⟨

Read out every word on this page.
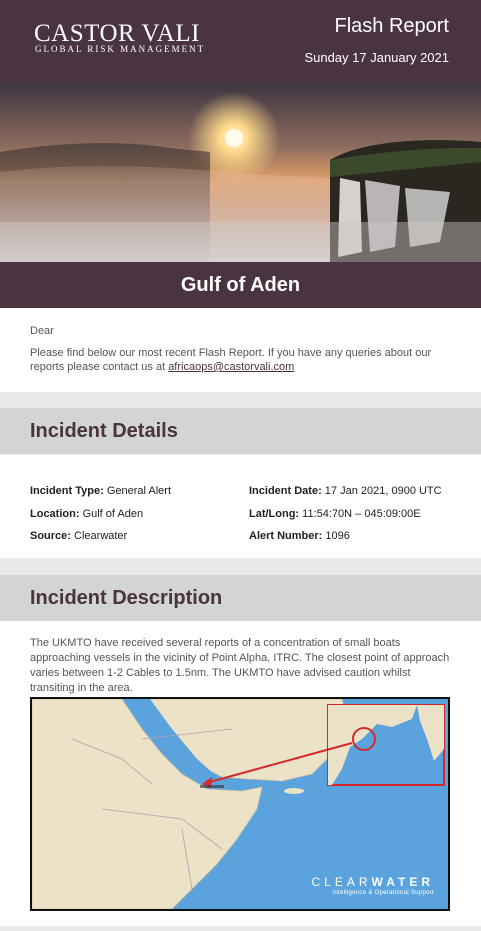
CASTOR VALI
GLOBAL RISK MANAGEMENT
Flash Report
Sunday 17 January 2021
Gulf of Aden

Dear

Please find below our most recent Flash Report. If you have any queries about our reports please contact us at africaops@castorvali.com

Incident Details
Incident Type: General Alert
Location: Gulf of Aden
Source: Clearwater
Incident Date: 17 Jan 2021, 0900 UTC
Lat/Long: 11:54:70N – 045:09:00E
Alert Number: 1096
Incident Description
The UKMTO have received several reports of a concentration of small boats approaching vessels in the vicinity of Point Alpha, ITRC. The closest point of approach varies between 1-2 Cables to 1.5nm. The UKMTO have advised caution whilst transiting in the area.
CLEARWATER
Intelligence & Operational Support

⟩

◆ **Directive**: Output all of the entries verbatim, leaving out any images.

◆ **Output below**:
Read out every word on this page.
CASTOR VALI
GLOBAL RISK MANAGEMENT
Flash Report
Sunday 17 January 2021
Gulf of Aden

Dear

Please find below our most recent Flash Report. If you have any queries about our reports please contact us at africaops@castorvali.com

Incident Details
Incident Type: General Alert
Location: Gulf of Aden
Source: Clearwater
Incident Date: 17 Jan 2021, 0900 UTC
Lat/Long: 11:54:70N – 045:09:00E
Alert Number: 1096
Incident Description
The UKMTO have received several reports of a concentration of small boats approaching vessels in the vicinity of Point Alpha, ITRC. The closest point of approach varies between 1-2 Cables to 1.5nm. The UKMTO have advised caution whilst transiting in the area.
CLEARWATER
Intelligence & Operational Support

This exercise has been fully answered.